TASK
Write out each line exactly as it stands, please.

►

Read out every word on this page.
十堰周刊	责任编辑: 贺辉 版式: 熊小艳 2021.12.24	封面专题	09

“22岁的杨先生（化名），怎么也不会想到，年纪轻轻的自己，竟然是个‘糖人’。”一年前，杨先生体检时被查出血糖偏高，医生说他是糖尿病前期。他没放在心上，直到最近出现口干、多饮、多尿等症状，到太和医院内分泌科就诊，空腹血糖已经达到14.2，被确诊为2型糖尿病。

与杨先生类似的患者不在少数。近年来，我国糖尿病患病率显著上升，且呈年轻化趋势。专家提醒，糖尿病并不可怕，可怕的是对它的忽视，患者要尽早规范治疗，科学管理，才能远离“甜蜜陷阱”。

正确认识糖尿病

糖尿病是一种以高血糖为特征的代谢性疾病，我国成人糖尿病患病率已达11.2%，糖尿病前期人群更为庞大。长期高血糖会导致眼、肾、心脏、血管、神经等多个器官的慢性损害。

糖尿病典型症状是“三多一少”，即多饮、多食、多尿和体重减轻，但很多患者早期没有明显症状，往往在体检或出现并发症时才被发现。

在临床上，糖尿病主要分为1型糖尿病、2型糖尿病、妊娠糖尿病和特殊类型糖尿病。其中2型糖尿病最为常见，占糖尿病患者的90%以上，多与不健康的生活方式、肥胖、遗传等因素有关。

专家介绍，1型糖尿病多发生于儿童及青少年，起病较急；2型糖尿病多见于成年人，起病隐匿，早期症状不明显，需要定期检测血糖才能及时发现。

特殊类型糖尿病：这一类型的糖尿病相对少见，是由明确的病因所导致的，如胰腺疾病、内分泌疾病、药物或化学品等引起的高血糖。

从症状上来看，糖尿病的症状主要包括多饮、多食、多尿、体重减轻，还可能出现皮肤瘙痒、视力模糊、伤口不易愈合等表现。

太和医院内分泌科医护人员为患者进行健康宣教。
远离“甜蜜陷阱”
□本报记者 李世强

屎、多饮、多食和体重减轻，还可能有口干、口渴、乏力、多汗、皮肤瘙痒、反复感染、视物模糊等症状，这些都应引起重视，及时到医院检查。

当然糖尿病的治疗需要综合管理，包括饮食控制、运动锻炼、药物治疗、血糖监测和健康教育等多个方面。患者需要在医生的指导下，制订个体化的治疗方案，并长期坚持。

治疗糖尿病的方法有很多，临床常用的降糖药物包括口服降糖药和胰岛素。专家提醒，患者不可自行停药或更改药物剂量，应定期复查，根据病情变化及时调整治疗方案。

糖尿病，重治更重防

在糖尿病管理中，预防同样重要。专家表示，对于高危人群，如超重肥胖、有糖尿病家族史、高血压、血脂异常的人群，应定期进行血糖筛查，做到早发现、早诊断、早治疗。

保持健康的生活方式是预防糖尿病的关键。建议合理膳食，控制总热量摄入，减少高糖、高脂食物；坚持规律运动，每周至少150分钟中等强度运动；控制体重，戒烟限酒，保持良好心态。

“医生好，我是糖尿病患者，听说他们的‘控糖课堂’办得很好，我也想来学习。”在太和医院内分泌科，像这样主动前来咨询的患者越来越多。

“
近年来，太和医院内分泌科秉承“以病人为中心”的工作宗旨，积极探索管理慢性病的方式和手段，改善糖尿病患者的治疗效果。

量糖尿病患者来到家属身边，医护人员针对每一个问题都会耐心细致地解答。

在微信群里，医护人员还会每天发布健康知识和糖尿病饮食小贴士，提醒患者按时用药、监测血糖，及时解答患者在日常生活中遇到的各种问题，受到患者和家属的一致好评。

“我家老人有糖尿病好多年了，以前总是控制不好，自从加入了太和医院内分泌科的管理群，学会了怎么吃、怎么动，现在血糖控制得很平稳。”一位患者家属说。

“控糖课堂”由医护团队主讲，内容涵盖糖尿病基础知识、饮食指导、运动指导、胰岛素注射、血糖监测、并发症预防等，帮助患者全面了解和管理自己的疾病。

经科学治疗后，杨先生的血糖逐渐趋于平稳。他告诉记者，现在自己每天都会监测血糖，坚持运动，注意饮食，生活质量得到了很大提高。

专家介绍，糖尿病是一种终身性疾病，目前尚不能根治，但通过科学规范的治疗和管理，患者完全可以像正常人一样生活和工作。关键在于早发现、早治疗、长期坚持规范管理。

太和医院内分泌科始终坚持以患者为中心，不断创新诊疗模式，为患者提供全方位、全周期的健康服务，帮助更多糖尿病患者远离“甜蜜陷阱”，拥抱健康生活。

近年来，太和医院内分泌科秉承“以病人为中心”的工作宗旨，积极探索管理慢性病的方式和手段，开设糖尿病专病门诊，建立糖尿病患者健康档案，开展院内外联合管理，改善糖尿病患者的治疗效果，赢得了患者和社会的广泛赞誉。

◄

FINAL RESULT
Read out every word on this page.
十堰周刊	责任编辑: 贺辉 版式: 熊小艳 2021.12.24	封面专题	09

“22岁的杨先生（化名），怎么也不会想到，年纪轻轻的自己，竟然是个‘糖人’。”一年前，杨先生体检时被查出血糖偏高，医生说他是糖尿病前期。他没放在心上，直到最近出现口干、多饮、多尿等症状，到太和医院内分泌科就诊，空腹血糖已经达到14.2，被确诊为2型糖尿病。

与杨先生类似的患者不在少数。近年来，我国糖尿病患病率显著上升，且呈年轻化趋势。专家提醒，糖尿病并不可怕，可怕的是对它的忽视，患者要尽早规范治疗，科学管理，才能远离“甜蜜陷阱”。

正确认识糖尿病

糖尿病是一种以高血糖为特征的代谢性疾病，我国成人糖尿病患病率已达11.2%，糖尿病前期人群更为庞大。长期高血糖会导致眼、肾、心脏、血管、神经等多个器官的慢性损害。

糖尿病典型症状是“三多一少”，即多饮、多食、多尿和体重减轻，但很多患者早期没有明显症状，往往在体检或出现并发症时才被发现。

在临床上，糖尿病主要分为1型糖尿病、2型糖尿病、妊娠糖尿病和特殊类型糖尿病。其中2型糖尿病最为常见，占糖尿病患者的90%以上，多与不健康的生活方式、肥胖、遗传等因素有关。

专家介绍，1型糖尿病多发生于儿童及青少年，起病较急；2型糖尿病多见于成年人，起病隐匿，早期症状不明显，需要定期检测血糖才能及时发现。

特殊类型糖尿病：这一类型的糖尿病相对少见，是由明确的病因所导致的，如胰腺疾病、内分泌疾病、药物或化学品等引起的高血糖。

从症状上来看，糖尿病的症状主要包括多饮、多食、多尿、体重减轻，还可能出现皮肤瘙痒、视力模糊、伤口不易愈合等表现。

太和医院内分泌科医护人员为患者进行健康宣教。
远离“甜蜜陷阱”
□本报记者 李世强

屎、多饮、多食和体重减轻，还可能有口干、口渴、乏力、多汗、皮肤瘙痒、反复感染、视物模糊等症状，这些都应引起重视，及时到医院检查。

当然糖尿病的治疗需要综合管理，包括饮食控制、运动锻炼、药物治疗、血糖监测和健康教育等多个方面。患者需要在医生的指导下，制订个体化的治疗方案，并长期坚持。

治疗糖尿病的方法有很多，临床常用的降糖药物包括口服降糖药和胰岛素。专家提醒，患者不可自行停药或更改药物剂量，应定期复查，根据病情变化及时调整治疗方案。

糖尿病，重治更重防

在糖尿病管理中，预防同样重要。专家表示，对于高危人群，如超重肥胖、有糖尿病家族史、高血压、血脂异常的人群，应定期进行血糖筛查，做到早发现、早诊断、早治疗。

保持健康的生活方式是预防糖尿病的关键。建议合理膳食，控制总热量摄入，减少高糖、高脂食物；坚持规律运动，每周至少150分钟中等强度运动；控制体重，戒烟限酒，保持良好心态。

“医生好，我是糖尿病患者，听说他们的‘控糖课堂’办得很好，我也想来学习。”在太和医院内分泌科，像这样主动前来咨询的患者越来越多。

“
近年来，太和医院内分泌科秉承“以病人为中心”的工作宗旨，积极探索管理慢性病的方式和手段，改善糖尿病患者的治疗效果。

量糖尿病患者来到家属身边，医护人员针对每一个问题都会耐心细致地解答。

在微信群里，医护人员还会每天发布健康知识和糖尿病饮食小贴士，提醒患者按时用药、监测血糖，及时解答患者在日常生活中遇到的各种问题，受到患者和家属的一致好评。

“我家老人有糖尿病好多年了，以前总是控制不好，自从加入了太和医院内分泌科的管理群，学会了怎么吃、怎么动，现在血糖控制得很平稳。”一位患者家属说。

“控糖课堂”由医护团队主讲，内容涵盖糖尿病基础知识、饮食指导、运动指导、胰岛素注射、血糖监测、并发症预防等，帮助患者全面了解和管理自己的疾病。

经科学治疗后，杨先生的血糖逐渐趋于平稳。他告诉记者，现在自己每天都会监测血糖，坚持运动，注意饮食，生活质量得到了很大提高。

专家介绍，糖尿病是一种终身性疾病，目前尚不能根治，但通过科学规范的治疗和管理，患者完全可以像正常人一样生活和工作。关键在于早发现、早治疗、长期坚持规范管理。

太和医院内分泌科始终坚持以患者为中心，不断创新诊疗模式，为患者提供全方位、全周期的健康服务，帮助更多糖尿病患者远离“甜蜜陷阱”，拥抱健康生活。

近年来，太和医院内分泌科秉承“以病人为中心”的工作宗旨，积极探索管理慢性病的方式和手段，开设糖尿病专病门诊，建立糖尿病患者健康档案，开展院内外联合管理，改善糖尿病患者的治疗效果，赢得了患者和社会的广泛赞誉。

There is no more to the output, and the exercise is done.